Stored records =
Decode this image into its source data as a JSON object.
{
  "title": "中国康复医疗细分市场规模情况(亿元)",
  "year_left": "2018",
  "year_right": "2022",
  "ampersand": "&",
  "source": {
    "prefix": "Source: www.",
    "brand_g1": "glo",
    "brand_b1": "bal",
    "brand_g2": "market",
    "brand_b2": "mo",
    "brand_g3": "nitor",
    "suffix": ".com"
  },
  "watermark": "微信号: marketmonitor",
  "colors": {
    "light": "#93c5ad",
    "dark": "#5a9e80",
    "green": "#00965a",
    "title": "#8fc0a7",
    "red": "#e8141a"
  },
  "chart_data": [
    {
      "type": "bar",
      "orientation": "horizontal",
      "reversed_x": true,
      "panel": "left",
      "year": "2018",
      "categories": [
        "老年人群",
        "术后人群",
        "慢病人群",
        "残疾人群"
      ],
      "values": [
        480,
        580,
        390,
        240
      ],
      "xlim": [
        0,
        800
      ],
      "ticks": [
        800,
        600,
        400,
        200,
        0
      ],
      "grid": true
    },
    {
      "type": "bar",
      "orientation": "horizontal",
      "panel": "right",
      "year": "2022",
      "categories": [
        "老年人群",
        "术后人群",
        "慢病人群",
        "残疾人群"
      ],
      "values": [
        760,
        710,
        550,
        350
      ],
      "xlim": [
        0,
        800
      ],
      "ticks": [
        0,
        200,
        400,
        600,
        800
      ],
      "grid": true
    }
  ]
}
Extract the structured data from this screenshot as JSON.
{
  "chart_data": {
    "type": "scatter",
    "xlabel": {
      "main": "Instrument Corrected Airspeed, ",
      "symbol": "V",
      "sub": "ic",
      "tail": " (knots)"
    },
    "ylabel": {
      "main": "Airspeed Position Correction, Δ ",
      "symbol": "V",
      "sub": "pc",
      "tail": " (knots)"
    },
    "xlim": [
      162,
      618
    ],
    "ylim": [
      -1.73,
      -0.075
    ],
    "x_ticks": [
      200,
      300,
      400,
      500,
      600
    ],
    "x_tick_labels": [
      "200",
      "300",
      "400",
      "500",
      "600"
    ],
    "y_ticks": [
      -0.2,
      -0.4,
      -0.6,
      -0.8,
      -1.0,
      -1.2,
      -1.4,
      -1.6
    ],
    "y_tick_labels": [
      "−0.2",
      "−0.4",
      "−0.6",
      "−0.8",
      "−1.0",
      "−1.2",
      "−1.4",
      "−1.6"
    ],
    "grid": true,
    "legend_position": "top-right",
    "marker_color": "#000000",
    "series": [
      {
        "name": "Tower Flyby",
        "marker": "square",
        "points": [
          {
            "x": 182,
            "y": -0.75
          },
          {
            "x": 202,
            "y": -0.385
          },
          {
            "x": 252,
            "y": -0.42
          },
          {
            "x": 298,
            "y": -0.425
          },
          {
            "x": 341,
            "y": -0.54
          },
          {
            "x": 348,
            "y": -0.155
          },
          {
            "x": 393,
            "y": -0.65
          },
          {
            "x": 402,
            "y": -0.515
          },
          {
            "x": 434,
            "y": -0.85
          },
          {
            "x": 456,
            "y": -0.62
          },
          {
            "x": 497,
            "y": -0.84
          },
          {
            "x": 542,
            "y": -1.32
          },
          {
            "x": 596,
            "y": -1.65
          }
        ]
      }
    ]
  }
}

What you are asked to do = Restate the whole listing exactly.

Reply to the exercise =
Decode this image into its source data as a JSON object.
{
  "title": "中国康复医疗细分市场规模情况(亿元)",
  "year_left": "2018",
  "year_right": "2022",
  "ampersand": "&",
  "source": {
    "prefix": "Source: www.",
    "brand_g1": "glo",
    "brand_b1": "bal",
    "brand_g2": "market",
    "brand_b2": "mo",
    "brand_g3": "nitor",
    "suffix": ".com"
  },
  "watermark": "微信号: marketmonitor",
  "colors": {
    "light": "#93c5ad",
    "dark": "#5a9e80",
    "green": "#00965a",
    "title": "#8fc0a7",
    "red": "#e8141a"
  },
  "chart_data": [
    {
      "type": "bar",
      "orientation": "horizontal",
      "reversed_x": true,
      "panel": "left",
      "year": "2018",
      "categories": [
        "老年人群",
        "术后人群",
        "慢病人群",
        "残疾人群"
      ],
      "values": [
        480,
        580,
        390,
        240
      ],
      "xlim": [
        0,
        800
      ],
      "ticks": [
        800,
        600,
        400,
        200,
        0
      ],
      "grid": true
    },
    {
      "type": "bar",
      "orientation": "horizontal",
      "panel": "right",
      "year": "2022",
      "categories": [
        "老年人群",
        "术后人群",
        "慢病人群",
        "残疾人群"
      ],
      "values": [
        760,
        710,
        550,
        350
      ],
      "xlim": [
        0,
        800
      ],
      "ticks": [
        0,
        200,
        400,
        600,
        800
      ],
      "grid": true
    }
  ]
}
Extract the structured data from this screenshot as JSON.
{
  "chart_data": {
    "type": "scatter",
    "xlabel": {
      "main": "Instrument Corrected Airspeed, ",
      "symbol": "V",
      "sub": "ic",
      "tail": " (knots)"
    },
    "ylabel": {
      "main": "Airspeed Position Correction, Δ ",
      "symbol": "V",
      "sub": "pc",
      "tail": " (knots)"
    },
    "xlim": [
      162,
      618
    ],
    "ylim": [
      -1.73,
      -0.075
    ],
    "x_ticks": [
      200,
      300,
      400,
      500,
      600
    ],
    "x_tick_labels": [
      "200",
      "300",
      "400",
      "500",
      "600"
    ],
    "y_ticks": [
      -0.2,
      -0.4,
      -0.6,
      -0.8,
      -1.0,
      -1.2,
      -1.4,
      -1.6
    ],
    "y_tick_labels": [
      "−0.2",
      "−0.4",
      "−0.6",
      "−0.8",
      "−1.0",
      "−1.2",
      "−1.4",
      "−1.6"
    ],
    "grid": true,
    "legend_position": "top-right",
    "marker_color": "#000000",
    "series": [
      {
        "name": "Tower Flyby",
        "marker": "square",
        "points": [
          {
            "x": 182,
            "y": -0.75
          },
          {
            "x": 202,
            "y": -0.385
          },
          {
            "x": 252,
            "y": -0.42
          },
          {
            "x": 298,
            "y": -0.425
          },
          {
            "x": 341,
            "y": -0.54
          },
          {
            "x": 348,
            "y": -0.155
          },
          {
            "x": 393,
            "y": -0.65
          },
          {
            "x": 402,
            "y": -0.515
          },
          {
            "x": 434,
            "y": -0.85
          },
          {
            "x": 456,
            "y": -0.62
          },
          {
            "x": 497,
            "y": -0.84
          },
          {
            "x": 542,
            "y": -1.32
          },
          {
            "x": 596,
            "y": -1.65
          }
        ]
      }
    ]
  }
}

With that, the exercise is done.